Exercise instructions: Print the listing in its entirety and exactly, leaving out images.

-- start of Given records --

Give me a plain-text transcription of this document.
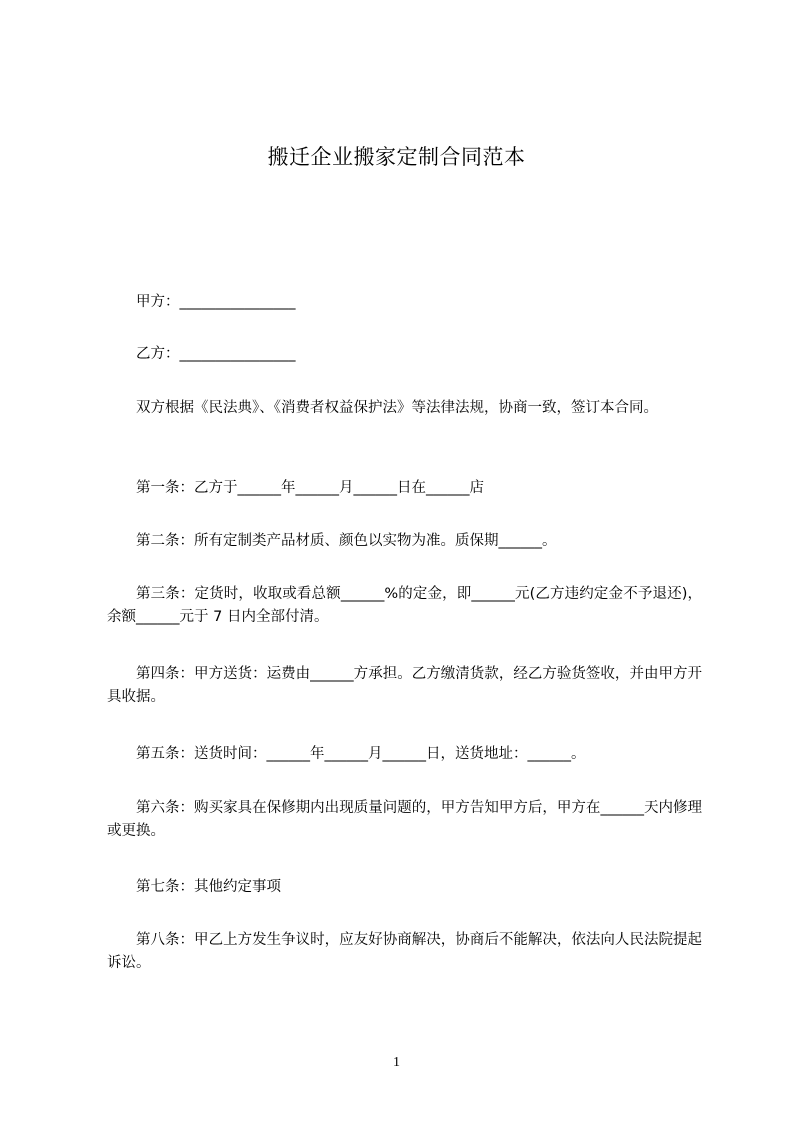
搬迁企业搬家定制合同范本

甲方：________________

乙方：________________

双方根据《民法典》、《消费者权益保护法》等法律法规，协商一致，签订本合同。

第一条：乙方于______年______月______日在______店

第二条：所有定制类产品材质、颜色以实物为准。质保期______。

第三条：定货时，收取或看总额______%的定金，即______元(乙方违约定金不予退还)，余额______元于 7 日内全部付清。

第四条：甲方送货：运费由______方承担。乙方缴清货款，经乙方验货签收，并由甲方开具收据。

第五条：送货时间：______年______月______日，送货地址：______。

第六条：购买家具在保修期内出现质量问题的，甲方告知甲方后，甲方在______天内修理或更换。

第七条：其他约定事项

第八条：甲乙上方发生争议时，应友好协商解决，协商后不能解决，依法向人民法院提起诉讼。

1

-- end of Given records --

Worked solution:
Give me a plain-text transcription of this document.
搬迁企业搬家定制合同范本

甲方：________________

乙方：________________

双方根据《民法典》、《消费者权益保护法》等法律法规，协商一致，签订本合同。

第一条：乙方于______年______月______日在______店

第二条：所有定制类产品材质、颜色以实物为准。质保期______。

第三条：定货时，收取或看总额______%的定金，即______元(乙方违约定金不予退还)，余额______元于 7 日内全部付清。

第四条：甲方送货：运费由______方承担。乙方缴清货款，经乙方验货签收，并由甲方开具收据。

第五条：送货时间：______年______月______日，送货地址：______。

第六条：购买家具在保修期内出现质量问题的，甲方告知甲方后，甲方在______天内修理或更换。

第七条：其他约定事项

第八条：甲乙上方发生争议时，应友好协商解决，协商后不能解决，依法向人民法院提起诉讼。

1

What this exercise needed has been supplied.